- Task brief
Give the number of lines that include the word "document", and nothing else.

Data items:

________________________

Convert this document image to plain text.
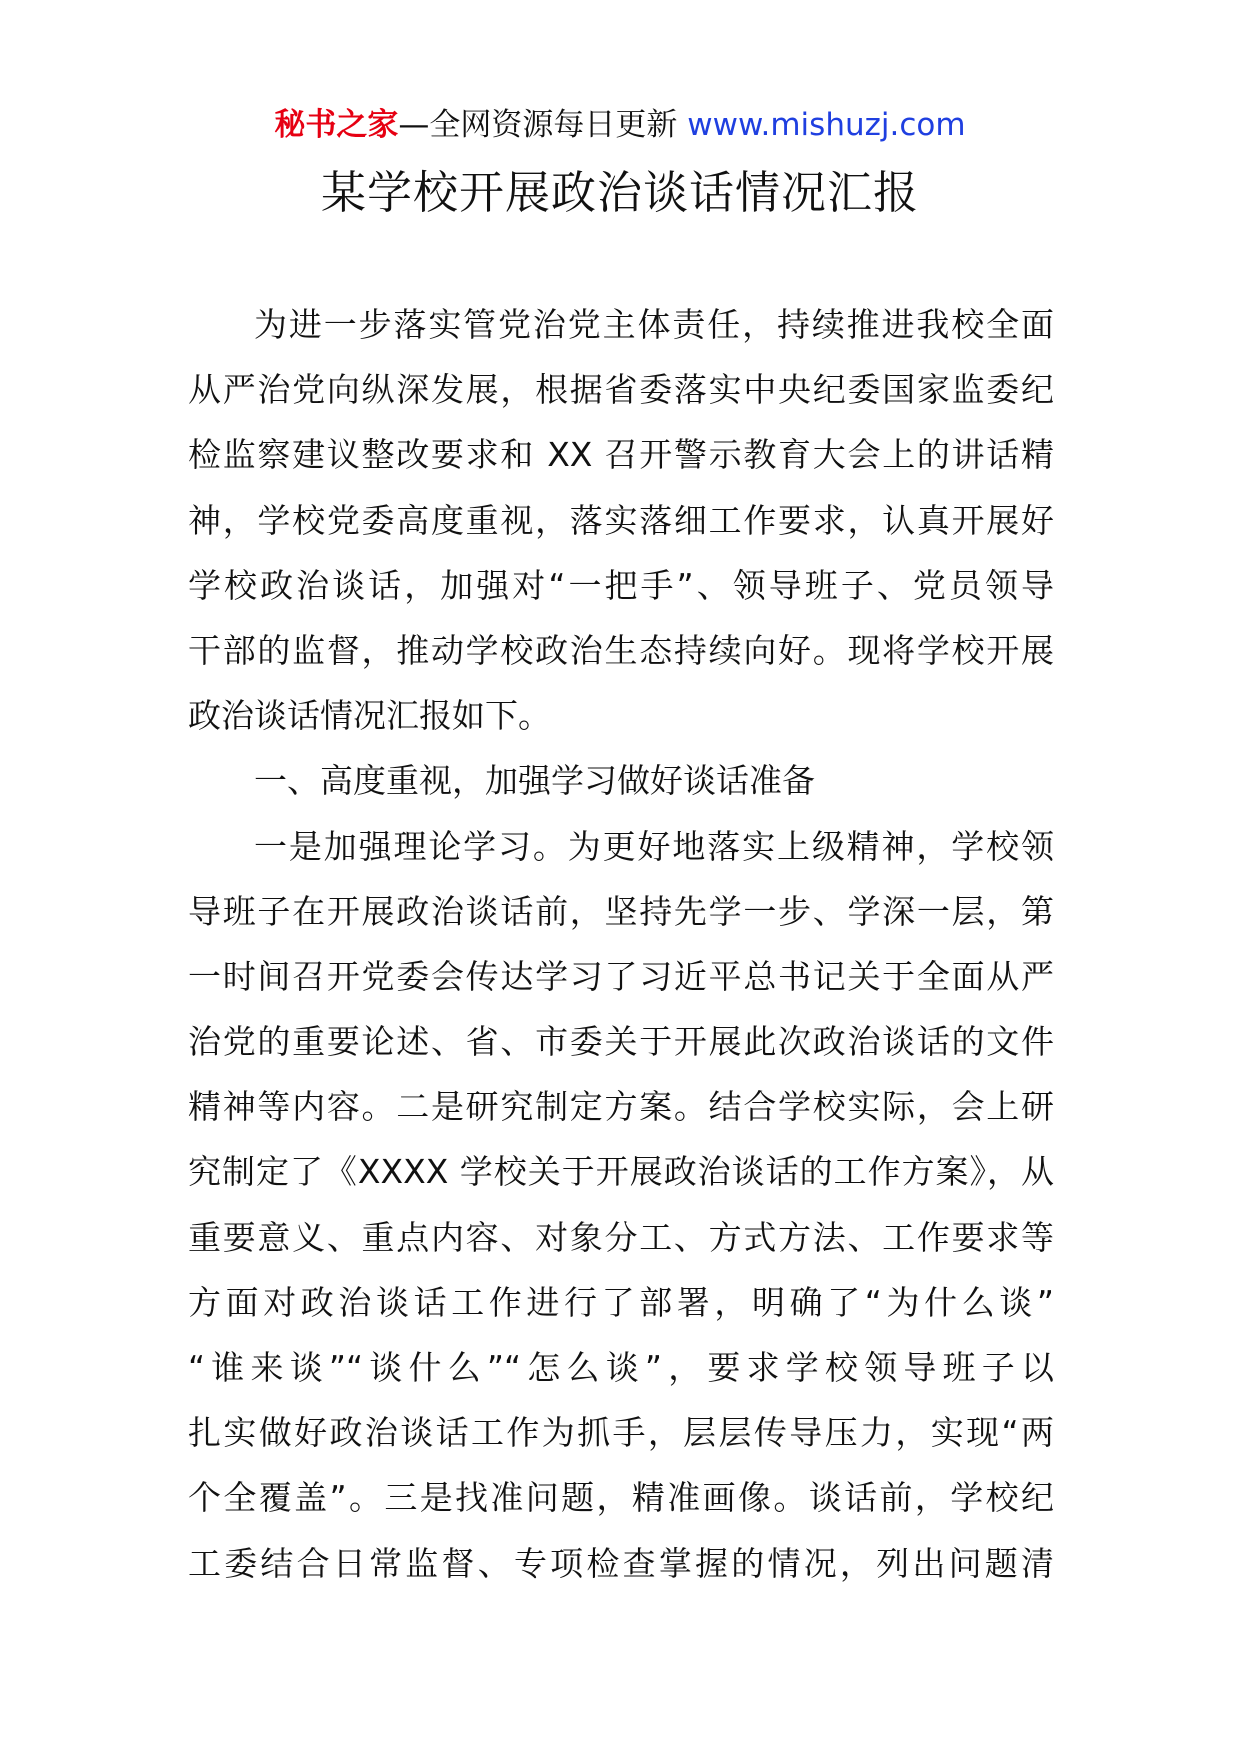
秘书之家—全网资源每日更新 www.mishuzj.com
某学校开展政治谈话情况汇报
为进一步落实管党治党主体责任，持续推进我校全面
从严治党向纵深发展，根据省委落实中央纪委国家监委纪
检监察建议整改要求和 XX 召开警示教育大会上的讲话精
神，学校党委高度重视，落实落细工作要求，认真开展好
学校政治谈话，加强对“一把手”、领导班子、党员领导
干部的监督，推动学校政治生态持续向好。现将学校开展
政治谈话情况汇报如下。
一、高度重视，加强学习做好谈话准备
一是加强理论学习。为更好地落实上级精神，学校领
导班子在开展政治谈话前，坚持先学一步、学深一层，第
一时间召开党委会传达学习了习近平总书记关于全面从严
治党的重要论述、省、市委关于开展此次政治谈话的文件
精神等内容。二是研究制定方案。结合学校实际，会上研
究制定了《XXXX 学校关于开展政治谈话的工作方案》，从
重要意义、重点内容、对象分工、方式方法、工作要求等
方面对政治谈话工作进行了部署，明确了“为什么谈”
“谁来谈”“谈什么”“怎么谈”，要求学校领导班子以
扎实做好政治谈话工作为抓手，层层传导压力，实现“两
个全覆盖”。三是找准问题，精准画像。谈话前，学校纪
工委结合日常监督、专项检查掌握的情况，列出问题清
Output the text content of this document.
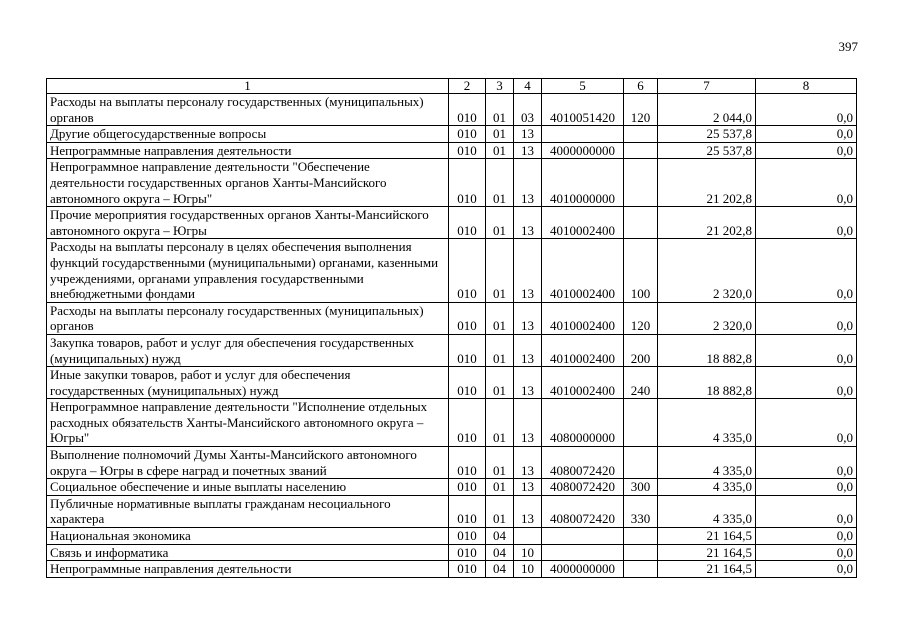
397
1	2	3	4	5	6	7	8
Расходы на выплаты персоналу государственных (муниципальных) органов	010	01	03	4010051420	120	2 044,0	0,0
Другие общегосударственные вопросы	010	01	13			25 537,8	0,0
Непрограммные направления деятельности	010	01	13	4000000000		25 537,8	0,0
Непрограммное направление деятельности "Обеспечение деятельности государственных органов Ханты-Мансийского автономного округа – Югры"	010	01	13	4010000000		21 202,8	0,0
Прочие мероприятия государственных органов Ханты-Мансийского автономного округа – Югры	010	01	13	4010002400		21 202,8	0,0
Расходы на выплаты персоналу в целях обеспечения выполнения функций государственными (муниципальными) органами, казенными учреждениями, органами управления государственными внебюджетными фондами	010	01	13	4010002400	100	2 320,0	0,0
Расходы на выплаты персоналу государственных (муниципальных) органов	010	01	13	4010002400	120	2 320,0	0,0
Закупка товаров, работ и услуг для обеспечения государственных (муниципальных) нужд	010	01	13	4010002400	200	18 882,8	0,0
Иные закупки товаров, работ и услуг для обеспечения государственных (муниципальных) нужд	010	01	13	4010002400	240	18 882,8	0,0
Непрограммное направление деятельности "Исполнение отдельных расходных обязательств Ханты-Мансийского автономного округа – Югры"	010	01	13	4080000000		4 335,0	0,0
Выполнение полномочий Думы Ханты-Мансийского автономного округа – Югры в сфере наград и почетных званий	010	01	13	4080072420		4 335,0	0,0
Социальное обеспечение и иные выплаты населению	010	01	13	4080072420	300	4 335,0	0,0
Публичные нормативные выплаты гражданам несоциального характера	010	01	13	4080072420	330	4 335,0	0,0
Национальная экономика	010	04				21 164,5	0,0
Связь и информатика	010	04	10			21 164,5	0,0
Непрограммные направления деятельности	010	04	10	4000000000		21 164,5	0,0
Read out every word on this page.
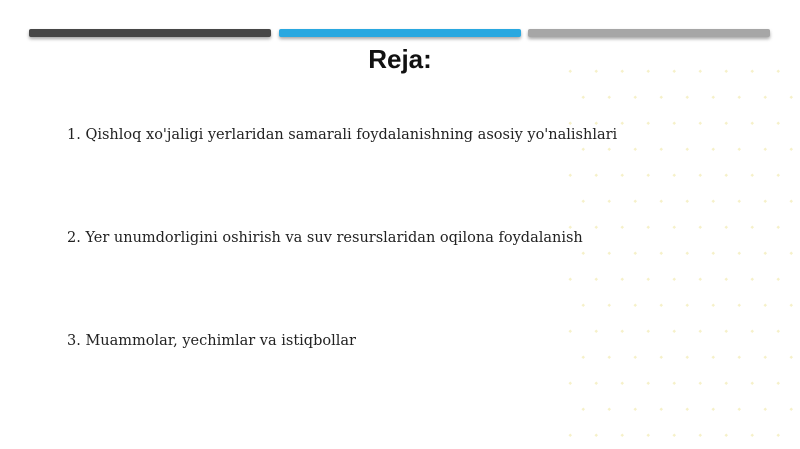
Reja:
1. Qishloq xo'jaligi yerlaridan samarali foydalanishning asosiy yo'nalishlari
2. Yer unumdorligini oshirish va suv resurslaridan oqilona foydalanish
3. Muammolar, yechimlar va istiqbollar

________________________

- Exercise answer
2